The listing below should be printed exactly, every line of it. Skip the pictures.

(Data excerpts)
■ ■ ■ ■ ■ ■ ■
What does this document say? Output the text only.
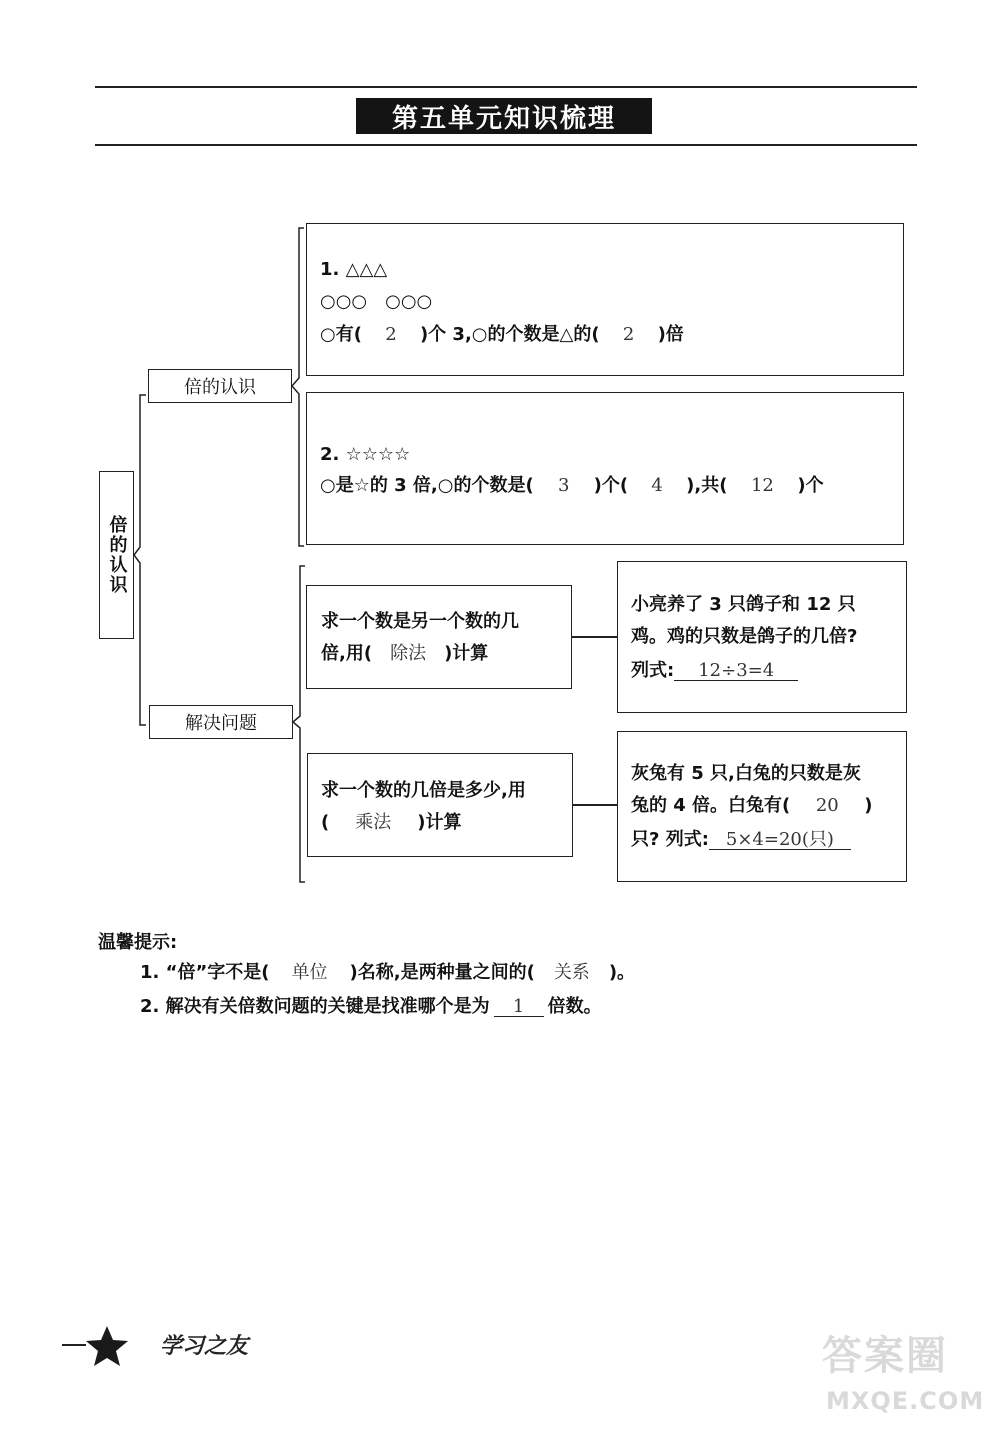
第五单元知识梳理
倍的认识
倍的认识
解决问题
1. △△△
○○○　○○○
○有( 2 )个 3,○的个数是△的( 2 )倍
2. ☆☆☆☆
○是☆的 3 倍,○的个数是( 3 )个( 4 ),共( 12 )个
求一个数是另一个数的几
倍,用( 除法 )计算
小亮养了 3 只鸽子和 12 只
鸡。鸡的只数是鸽子的几倍?
列式: 12÷3=4
求一个数的几倍是多少,用
( 乘法 )计算
灰兔有 5 只,白兔的只数是灰
兔的 4 倍。白兔有( 20 )
只? 列式: 5×4=20(只)
温馨提示:
1. “倍”字不是( 单位 )名称,是两种量之间的( 关系 )。
2. 解决有关倍数问题的关键是找准哪个是为 1 倍数。
学习之友	答案圈
MXQE.COM
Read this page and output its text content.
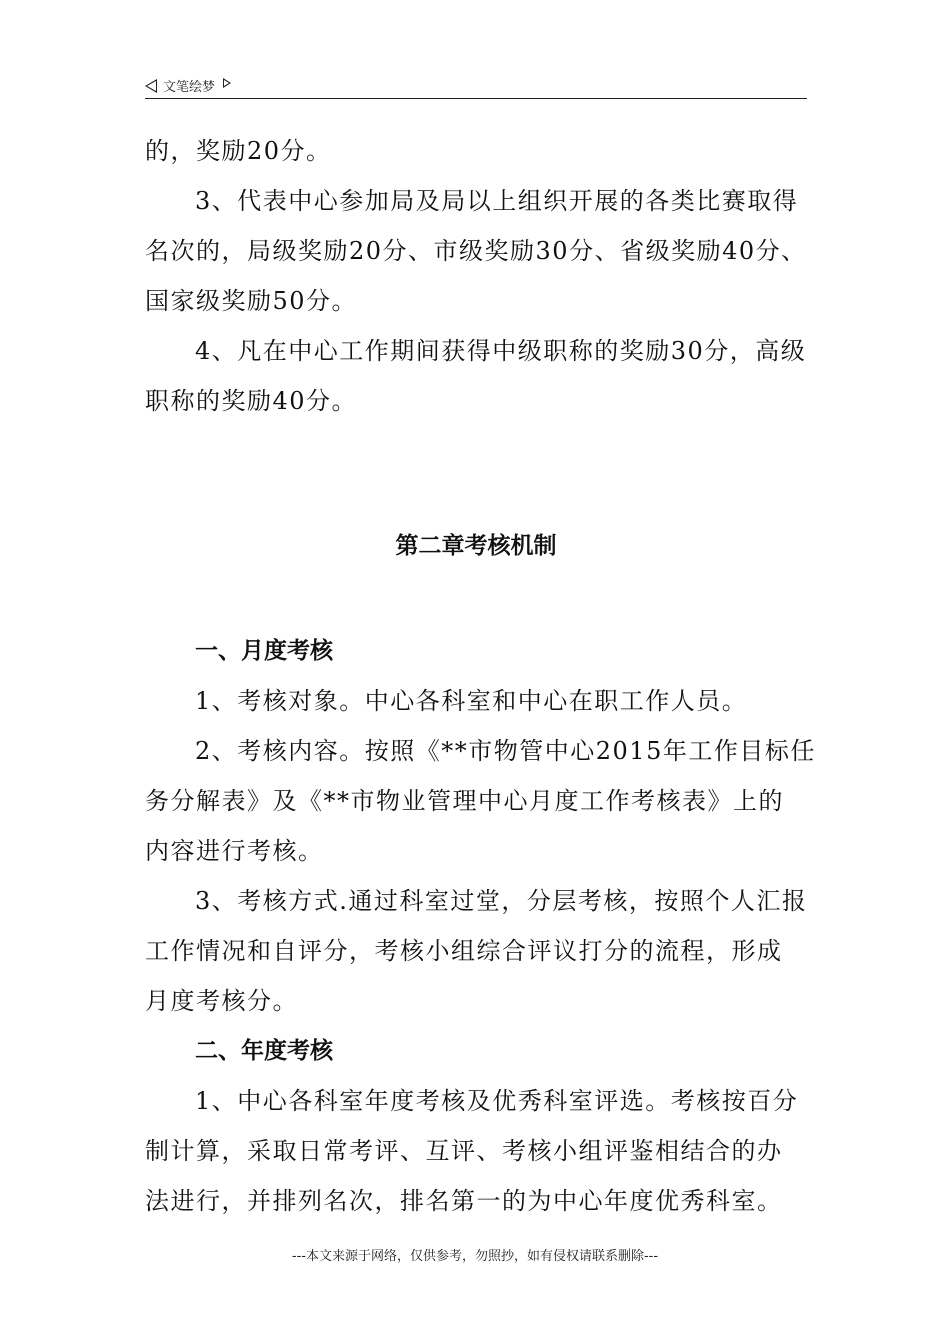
文笔绘梦
的，奖励20分。
3、代表中心参加局及局以上组织开展的各类比赛取得
名次的，局级奖励20分、市级奖励30分、省级奖励40分、
国家级奖励50分。
4、凡在中心工作期间获得中级职称的奖励30分，高级
职称的奖励40分。
第二章考核机制
一、月度考核
1、考核对象。中心各科室和中心在职工作人员。
2、考核内容。按照《**市物管中心2015年工作目标任
务分解表》及《**市物业管理中心月度工作考核表》上的
内容进行考核。
3、考核方式.通过科室过堂，分层考核，按照个人汇报
工作情况和自评分，考核小组综合评议打分的流程，形成
月度考核分。
二、年度考核
1、中心各科室年度考核及优秀科室评选。考核按百分
制计算，采取日常考评、互评、考核小组评鉴相结合的办
法进行，并排列名次，排名第一的为中心年度优秀科室。
---本文来源于网络，仅供参考，勿照抄，如有侵权请联系删除---
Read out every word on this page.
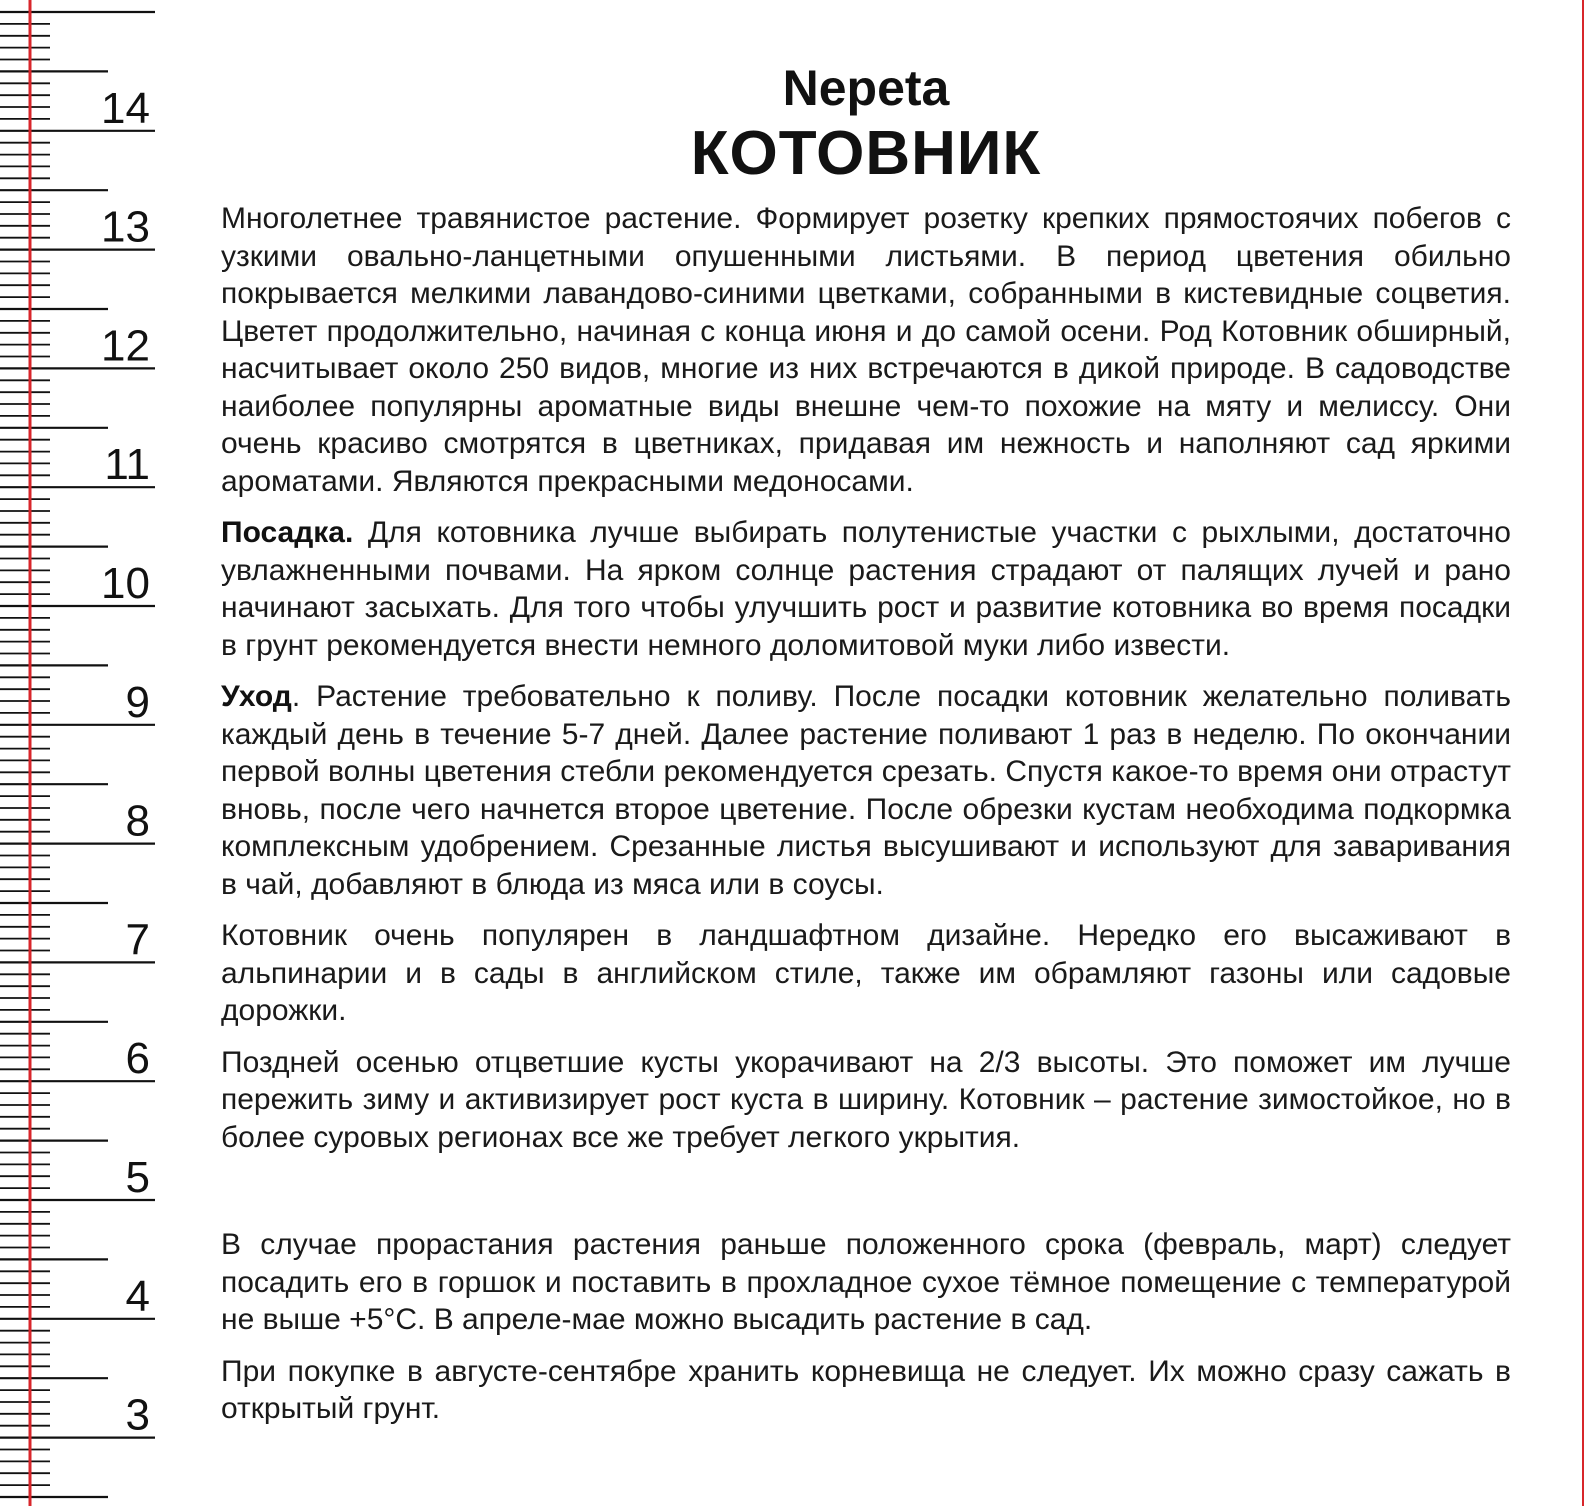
14
13
12
11
10
9
8
7
6
5
4
3
Nepeta
КОТОВНИК

Многолетнее травянистое растение. Формирует розетку крепких прямостоячих побегов с узкими овально-ланцетными опушенными листьями. В период цветения обильно покрывается мелкими лавандово-синими цветками, собранными в кистевидные соцветия. Цветет продолжительно, начиная с конца июня и до самой осени. Род Котовник обширный, насчитывает около 250 видов, многие из них встречаются в дикой природе. В садоводстве наиболее популярны ароматные виды внешне чем-то похожие на мяту и мелиссу. Они очень красиво смотрятся в цветниках, придавая им нежность и наполняют сад яркими ароматами. Являются прекрасными медоносами.

Посадка. Для котовника лучше выбирать полутенистые участки с рыхлыми, достаточно увлажненными почвами. На ярком солнце растения страдают от палящих лучей и рано начинают засыхать. Для того чтобы улучшить рост и развитие котовника во время посадки в грунт рекомендуется внести немного доломитовой муки либо извести.

Уход. Растение требовательно к поливу. После посадки котовник желательно поливать каждый день в течение 5-7 дней. Далее растение поливают 1 раз в неделю. По окончании первой волны цветения стебли рекомендуется срезать. Спустя какое-то время они отрастут вновь, после чего начнется второе цветение. После обрезки кустам необходима подкормка комплексным удобрением. Срезанные листья высушивают и используют для заваривания в чай, добавляют в блюда из мяса или в соусы.

Котовник очень популярен в ландшафтном дизайне. Нередко его высаживают в альпинарии и в сады в английском стиле, также им обрамляют газоны или садовые дорожки.

Поздней осенью отцветшие кусты укорачивают на 2/3 высоты. Это поможет им лучше пережить зиму и активизирует рост куста в ширину. Котовник – растение зимостойкое, но в более суровых регионах все же требует легкого укрытия.

В случае прорастания растения раньше положенного срока (февраль, март) следует посадить его в горшок и поставить в прохладное сухое тёмное помещение с температурой не выше +5°C. В апреле-мае можно высадить растение в сад.

При покупке в августе-сентябре хранить корневища не следует. Их можно сразу сажать в открытый грунт.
■ ■ ■ ■ ■ ■ ■
The answer:
What does this document say? Output the text only.
第五单元知识梳理
倍的认识
倍的认识
解决问题
1. △△△
○○○　○○○
○有( 2 )个 3,○的个数是△的( 2 )倍
2. ☆☆☆☆
○是☆的 3 倍,○的个数是( 3 )个( 4 ),共( 12 )个
求一个数是另一个数的几
倍,用( 除法 )计算
小亮养了 3 只鸽子和 12 只
鸡。鸡的只数是鸽子的几倍?
列式: 12÷3=4
求一个数的几倍是多少,用
( 乘法 )计算
灰兔有 5 只,白兔的只数是灰
兔的 4 倍。白兔有( 20 )
只? 列式: 5×4=20(只)
温馨提示:
1. “倍”字不是( 单位 )名称,是两种量之间的( 关系 )。
2. 解决有关倍数问题的关键是找准哪个是为 1 倍数。
学习之友	答案圈
MXQE.COM
Read this page and output its text content.
文笔绘梦
的，奖励20分。
3、代表中心参加局及局以上组织开展的各类比赛取得
名次的，局级奖励20分、市级奖励30分、省级奖励40分、
国家级奖励50分。
4、凡在中心工作期间获得中级职称的奖励30分，高级
职称的奖励40分。
第二章考核机制
一、月度考核
1、考核对象。中心各科室和中心在职工作人员。
2、考核内容。按照《**市物管中心2015年工作目标任
务分解表》及《**市物业管理中心月度工作考核表》上的
内容进行考核。
3、考核方式.通过科室过堂，分层考核，按照个人汇报
工作情况和自评分，考核小组综合评议打分的流程，形成
月度考核分。
二、年度考核
1、中心各科室年度考核及优秀科室评选。考核按百分
制计算，采取日常考评、互评、考核小组评鉴相结合的办
法进行，并排列名次，排名第一的为中心年度优秀科室。
---本文来源于网络，仅供参考，勿照抄，如有侵权请联系删除---
Read out every word on this page.
14
13
12
11
10
9
8
7
6
5
4
3
Nepeta
КОТОВНИК

Многолетнее травянистое растение. Формирует розетку крепких прямостоячих побегов с узкими овально-ланцетными опушенными листьями. В период цветения обильно покрывается мелкими лавандово-синими цветками, собранными в кистевидные соцветия. Цветет продолжительно, начиная с конца июня и до самой осени. Род Котовник обширный, насчитывает около 250 видов, многие из них встречаются в дикой природе. В садоводстве наиболее популярны ароматные виды внешне чем-то похожие на мяту и мелиссу. Они очень красиво смотрятся в цветниках, придавая им нежность и наполняют сад яркими ароматами. Являются прекрасными медоносами.

Посадка. Для котовника лучше выбирать полутенистые участки с рыхлыми, достаточно увлажненными почвами. На ярком солнце растения страдают от палящих лучей и рано начинают засыхать. Для того чтобы улучшить рост и развитие котовника во время посадки в грунт рекомендуется внести немного доломитовой муки либо извести.

Уход. Растение требовательно к поливу. После посадки котовник желательно поливать каждый день в течение 5-7 дней. Далее растение поливают 1 раз в неделю. По окончании первой волны цветения стебли рекомендуется срезать. Спустя какое-то время они отрастут вновь, после чего начнется второе цветение. После обрезки кустам необходима подкормка комплексным удобрением. Срезанные листья высушивают и используют для заваривания в чай, добавляют в блюда из мяса или в соусы.

Котовник очень популярен в ландшафтном дизайне. Нередко его высаживают в альпинарии и в сады в английском стиле, также им обрамляют газоны или садовые дорожки.

Поздней осенью отцветшие кусты укорачивают на 2/3 высоты. Это поможет им лучше пережить зиму и активизирует рост куста в ширину. Котовник – растение зимостойкое, но в более суровых регионах все же требует легкого укрытия.

В случае прорастания растения раньше положенного срока (февраль, март) следует посадить его в горшок и поставить в прохладное сухое тёмное помещение с температурой не выше +5°C. В апреле-мае можно высадить растение в сад.

При покупке в августе-сентябре хранить корневища не следует. Их можно сразу сажать в открытый грунт.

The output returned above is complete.